:: Recorded data ::
★ ★ ★

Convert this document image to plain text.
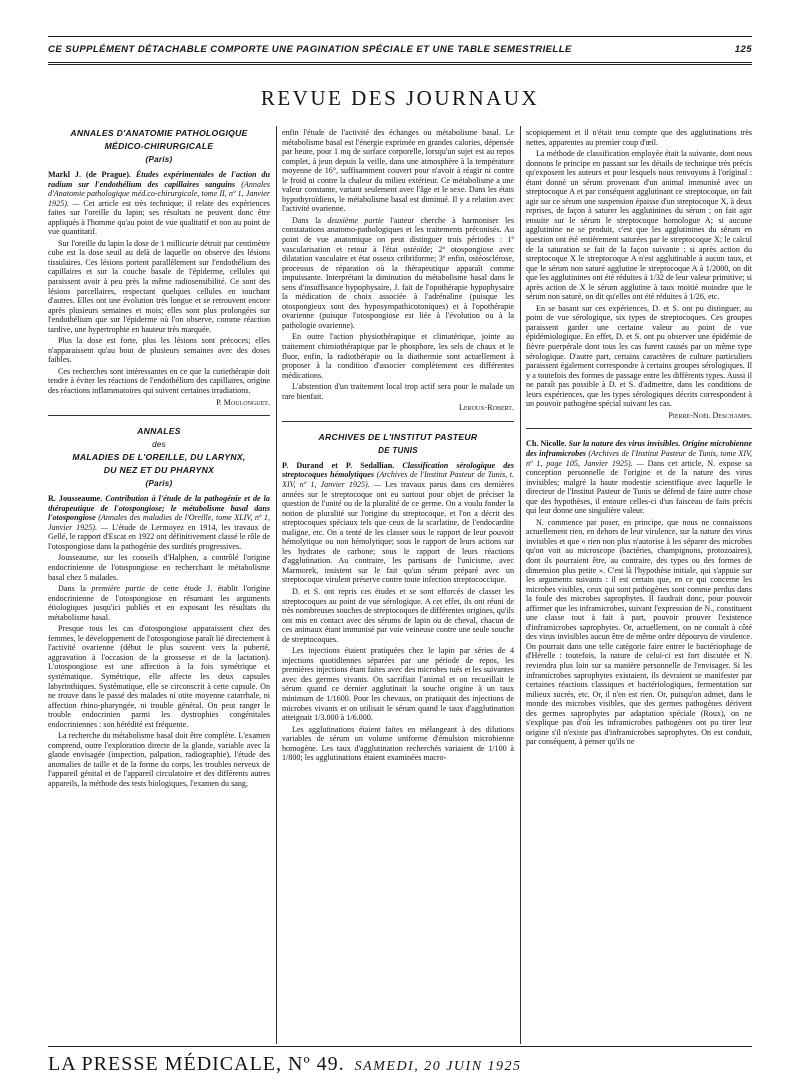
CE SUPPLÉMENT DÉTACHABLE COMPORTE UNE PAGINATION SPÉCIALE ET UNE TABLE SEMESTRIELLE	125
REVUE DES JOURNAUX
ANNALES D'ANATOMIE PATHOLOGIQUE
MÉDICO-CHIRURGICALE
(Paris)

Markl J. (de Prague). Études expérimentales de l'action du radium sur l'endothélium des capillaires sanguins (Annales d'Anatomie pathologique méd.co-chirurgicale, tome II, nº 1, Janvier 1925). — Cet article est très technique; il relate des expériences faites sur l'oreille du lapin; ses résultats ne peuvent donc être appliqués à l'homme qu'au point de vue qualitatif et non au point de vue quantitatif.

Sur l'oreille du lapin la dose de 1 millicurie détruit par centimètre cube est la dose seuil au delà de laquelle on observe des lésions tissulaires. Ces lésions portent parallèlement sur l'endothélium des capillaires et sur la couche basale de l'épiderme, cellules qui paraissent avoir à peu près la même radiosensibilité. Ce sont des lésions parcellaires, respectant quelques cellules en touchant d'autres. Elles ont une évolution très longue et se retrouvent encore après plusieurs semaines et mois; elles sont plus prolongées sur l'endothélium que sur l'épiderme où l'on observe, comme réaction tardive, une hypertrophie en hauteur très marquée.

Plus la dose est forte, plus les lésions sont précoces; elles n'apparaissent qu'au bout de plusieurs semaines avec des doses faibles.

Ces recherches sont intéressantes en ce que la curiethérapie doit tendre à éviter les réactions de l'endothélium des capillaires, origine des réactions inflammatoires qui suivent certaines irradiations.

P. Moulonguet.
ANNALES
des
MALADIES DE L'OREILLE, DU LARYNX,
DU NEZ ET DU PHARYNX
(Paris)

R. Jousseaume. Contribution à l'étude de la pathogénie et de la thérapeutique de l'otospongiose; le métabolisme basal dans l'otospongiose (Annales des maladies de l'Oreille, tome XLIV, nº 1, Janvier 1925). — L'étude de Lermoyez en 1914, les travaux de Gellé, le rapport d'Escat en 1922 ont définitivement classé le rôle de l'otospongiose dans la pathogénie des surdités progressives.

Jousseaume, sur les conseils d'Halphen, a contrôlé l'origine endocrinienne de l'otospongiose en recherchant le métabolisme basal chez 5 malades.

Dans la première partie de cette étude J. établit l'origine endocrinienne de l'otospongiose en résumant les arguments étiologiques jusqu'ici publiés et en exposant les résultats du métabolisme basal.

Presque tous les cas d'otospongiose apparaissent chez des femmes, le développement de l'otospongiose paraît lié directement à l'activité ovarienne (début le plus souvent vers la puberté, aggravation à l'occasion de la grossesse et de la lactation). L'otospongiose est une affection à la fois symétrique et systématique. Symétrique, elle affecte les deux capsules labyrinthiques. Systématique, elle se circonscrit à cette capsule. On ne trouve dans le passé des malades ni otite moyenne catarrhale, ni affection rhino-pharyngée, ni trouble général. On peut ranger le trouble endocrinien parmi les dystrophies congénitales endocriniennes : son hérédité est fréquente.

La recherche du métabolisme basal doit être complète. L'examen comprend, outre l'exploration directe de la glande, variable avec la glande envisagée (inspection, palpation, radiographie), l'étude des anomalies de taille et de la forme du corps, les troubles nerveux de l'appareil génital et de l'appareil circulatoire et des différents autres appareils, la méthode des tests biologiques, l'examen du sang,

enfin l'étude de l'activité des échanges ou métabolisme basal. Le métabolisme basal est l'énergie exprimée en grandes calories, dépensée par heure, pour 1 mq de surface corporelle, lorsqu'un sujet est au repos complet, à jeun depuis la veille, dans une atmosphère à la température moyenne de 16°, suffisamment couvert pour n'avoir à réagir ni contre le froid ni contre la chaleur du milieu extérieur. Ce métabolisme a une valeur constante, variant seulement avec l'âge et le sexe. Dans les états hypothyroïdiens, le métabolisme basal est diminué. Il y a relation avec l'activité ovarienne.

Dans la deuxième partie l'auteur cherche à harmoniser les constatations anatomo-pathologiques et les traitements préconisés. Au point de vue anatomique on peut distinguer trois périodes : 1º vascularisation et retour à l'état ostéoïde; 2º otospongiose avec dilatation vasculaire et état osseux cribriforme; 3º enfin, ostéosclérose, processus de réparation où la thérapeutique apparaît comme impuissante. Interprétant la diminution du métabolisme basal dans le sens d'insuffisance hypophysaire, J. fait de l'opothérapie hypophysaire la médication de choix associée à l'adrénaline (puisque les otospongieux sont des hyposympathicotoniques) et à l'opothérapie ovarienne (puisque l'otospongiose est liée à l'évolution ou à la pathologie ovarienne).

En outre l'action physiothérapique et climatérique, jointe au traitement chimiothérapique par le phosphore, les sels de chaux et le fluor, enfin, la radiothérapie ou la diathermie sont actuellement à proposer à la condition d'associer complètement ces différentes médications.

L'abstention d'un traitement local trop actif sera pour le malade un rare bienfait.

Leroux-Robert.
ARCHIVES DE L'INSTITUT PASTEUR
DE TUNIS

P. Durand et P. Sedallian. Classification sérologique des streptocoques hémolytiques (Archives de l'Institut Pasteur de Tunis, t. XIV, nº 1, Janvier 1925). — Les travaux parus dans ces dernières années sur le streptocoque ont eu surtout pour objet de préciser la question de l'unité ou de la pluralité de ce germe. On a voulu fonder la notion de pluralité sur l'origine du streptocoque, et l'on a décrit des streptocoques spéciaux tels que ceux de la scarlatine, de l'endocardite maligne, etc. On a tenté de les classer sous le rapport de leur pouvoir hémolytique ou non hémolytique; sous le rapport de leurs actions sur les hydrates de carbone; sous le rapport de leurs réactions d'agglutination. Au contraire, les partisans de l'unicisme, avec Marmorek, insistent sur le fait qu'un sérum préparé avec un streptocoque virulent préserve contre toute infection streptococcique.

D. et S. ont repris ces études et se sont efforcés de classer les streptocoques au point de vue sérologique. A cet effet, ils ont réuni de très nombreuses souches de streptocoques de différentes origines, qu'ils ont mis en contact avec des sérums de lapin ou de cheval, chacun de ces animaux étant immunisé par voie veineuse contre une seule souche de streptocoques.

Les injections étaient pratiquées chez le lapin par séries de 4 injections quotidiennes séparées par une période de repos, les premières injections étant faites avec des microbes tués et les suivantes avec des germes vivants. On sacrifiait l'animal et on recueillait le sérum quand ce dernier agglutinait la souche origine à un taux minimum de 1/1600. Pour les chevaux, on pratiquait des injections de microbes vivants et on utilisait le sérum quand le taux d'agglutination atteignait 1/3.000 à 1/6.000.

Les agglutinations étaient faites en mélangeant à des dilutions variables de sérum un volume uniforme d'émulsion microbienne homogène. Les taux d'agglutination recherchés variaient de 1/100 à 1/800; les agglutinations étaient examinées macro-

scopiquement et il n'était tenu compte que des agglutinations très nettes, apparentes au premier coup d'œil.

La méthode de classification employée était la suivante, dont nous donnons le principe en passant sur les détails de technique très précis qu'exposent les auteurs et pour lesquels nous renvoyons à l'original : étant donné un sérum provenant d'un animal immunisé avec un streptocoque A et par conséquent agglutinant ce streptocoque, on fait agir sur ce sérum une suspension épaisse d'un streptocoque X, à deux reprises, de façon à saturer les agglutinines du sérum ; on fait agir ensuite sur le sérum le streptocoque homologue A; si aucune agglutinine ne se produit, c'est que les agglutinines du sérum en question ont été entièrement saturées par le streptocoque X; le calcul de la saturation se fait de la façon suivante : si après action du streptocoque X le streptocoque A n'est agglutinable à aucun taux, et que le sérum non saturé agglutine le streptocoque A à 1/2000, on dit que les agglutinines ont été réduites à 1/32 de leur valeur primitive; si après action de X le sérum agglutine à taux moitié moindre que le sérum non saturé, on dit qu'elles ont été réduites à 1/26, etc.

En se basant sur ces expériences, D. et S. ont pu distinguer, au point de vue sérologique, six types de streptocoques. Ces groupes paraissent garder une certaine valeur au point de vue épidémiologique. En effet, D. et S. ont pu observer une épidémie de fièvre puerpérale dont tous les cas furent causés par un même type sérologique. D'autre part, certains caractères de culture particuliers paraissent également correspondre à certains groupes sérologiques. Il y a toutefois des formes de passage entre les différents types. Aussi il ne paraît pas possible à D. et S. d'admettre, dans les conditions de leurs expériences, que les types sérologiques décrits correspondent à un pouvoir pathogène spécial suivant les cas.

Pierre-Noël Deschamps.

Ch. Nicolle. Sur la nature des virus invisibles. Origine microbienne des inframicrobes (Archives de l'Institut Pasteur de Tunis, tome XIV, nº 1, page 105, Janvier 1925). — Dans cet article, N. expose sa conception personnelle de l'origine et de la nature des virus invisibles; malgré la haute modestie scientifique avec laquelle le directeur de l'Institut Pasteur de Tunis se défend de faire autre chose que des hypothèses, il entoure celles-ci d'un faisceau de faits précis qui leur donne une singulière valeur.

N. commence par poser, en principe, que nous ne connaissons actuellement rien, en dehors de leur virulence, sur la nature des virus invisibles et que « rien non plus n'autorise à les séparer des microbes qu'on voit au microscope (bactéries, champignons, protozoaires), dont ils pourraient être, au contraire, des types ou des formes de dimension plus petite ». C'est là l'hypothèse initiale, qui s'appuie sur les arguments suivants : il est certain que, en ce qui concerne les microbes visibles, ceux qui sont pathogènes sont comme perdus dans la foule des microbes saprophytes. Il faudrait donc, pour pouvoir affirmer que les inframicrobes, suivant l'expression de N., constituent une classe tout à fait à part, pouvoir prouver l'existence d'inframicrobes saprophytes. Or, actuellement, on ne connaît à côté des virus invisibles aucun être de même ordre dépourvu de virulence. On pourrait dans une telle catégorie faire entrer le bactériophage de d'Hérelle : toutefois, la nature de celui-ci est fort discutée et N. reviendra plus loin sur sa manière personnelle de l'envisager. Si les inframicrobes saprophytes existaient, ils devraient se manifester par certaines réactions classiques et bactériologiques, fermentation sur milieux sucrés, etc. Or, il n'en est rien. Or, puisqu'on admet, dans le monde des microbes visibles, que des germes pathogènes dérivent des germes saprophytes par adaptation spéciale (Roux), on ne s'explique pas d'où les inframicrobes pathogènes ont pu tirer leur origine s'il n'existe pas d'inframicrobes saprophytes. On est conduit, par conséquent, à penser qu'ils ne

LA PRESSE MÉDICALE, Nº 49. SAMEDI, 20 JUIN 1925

★ ★ ★

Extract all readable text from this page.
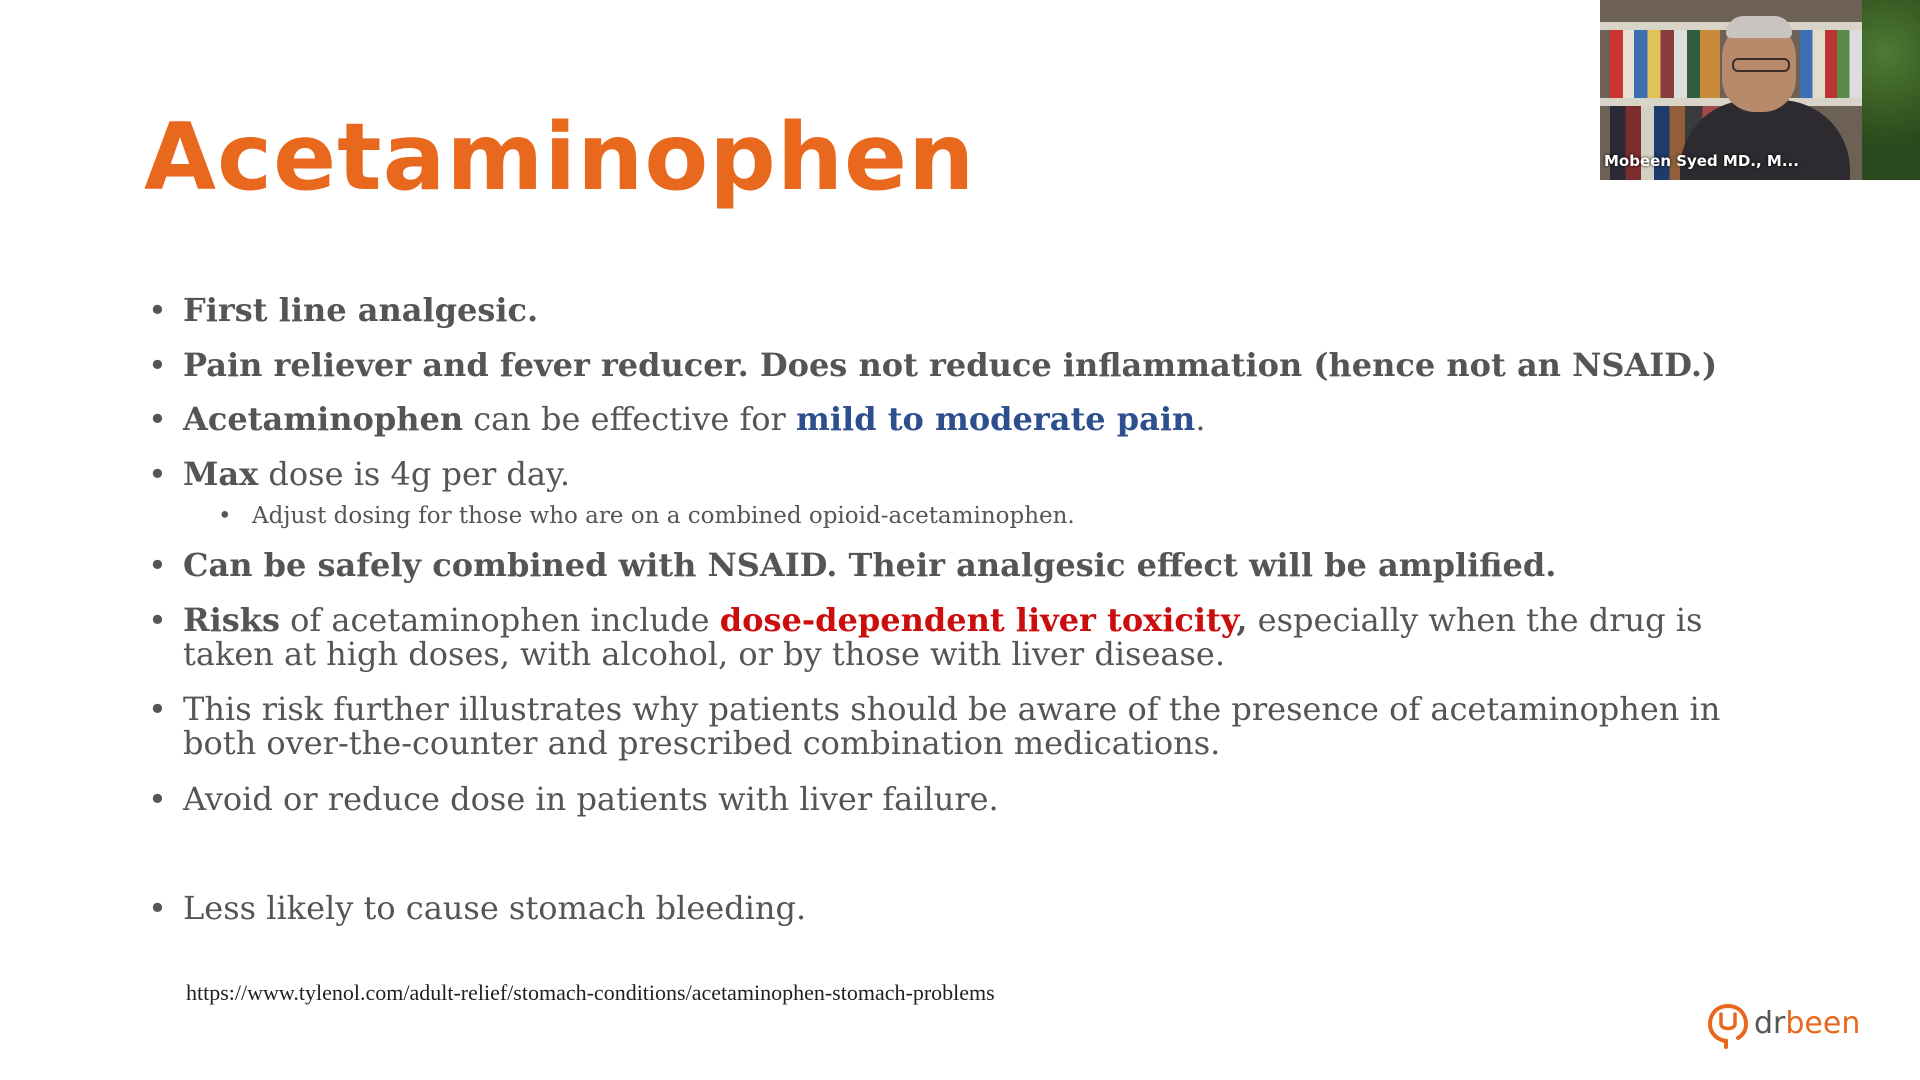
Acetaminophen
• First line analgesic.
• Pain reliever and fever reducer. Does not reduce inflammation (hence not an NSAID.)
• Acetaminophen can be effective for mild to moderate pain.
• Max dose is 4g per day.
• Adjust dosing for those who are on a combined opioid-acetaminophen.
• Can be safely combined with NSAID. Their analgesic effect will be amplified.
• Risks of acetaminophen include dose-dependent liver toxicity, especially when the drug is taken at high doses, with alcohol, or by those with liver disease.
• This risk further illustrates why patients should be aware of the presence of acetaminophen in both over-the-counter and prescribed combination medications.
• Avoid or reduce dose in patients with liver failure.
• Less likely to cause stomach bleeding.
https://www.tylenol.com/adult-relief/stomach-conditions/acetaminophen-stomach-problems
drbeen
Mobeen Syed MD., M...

★ ★ ★

:: WHAT YOU NEED TO DO ::
Look over the entries for "with", then copy every line that includes that string.

:: SOLUTION TO THE PROBLEM ::
• Can be safely combined with NSAID. Their analgesic effect will be amplified.
• Risks of acetaminophen include dose-dependent liver toxicity, especially when the drug is taken at high doses, with alcohol, or by those with liver disease.
• Avoid or reduce dose in patients with liver failure.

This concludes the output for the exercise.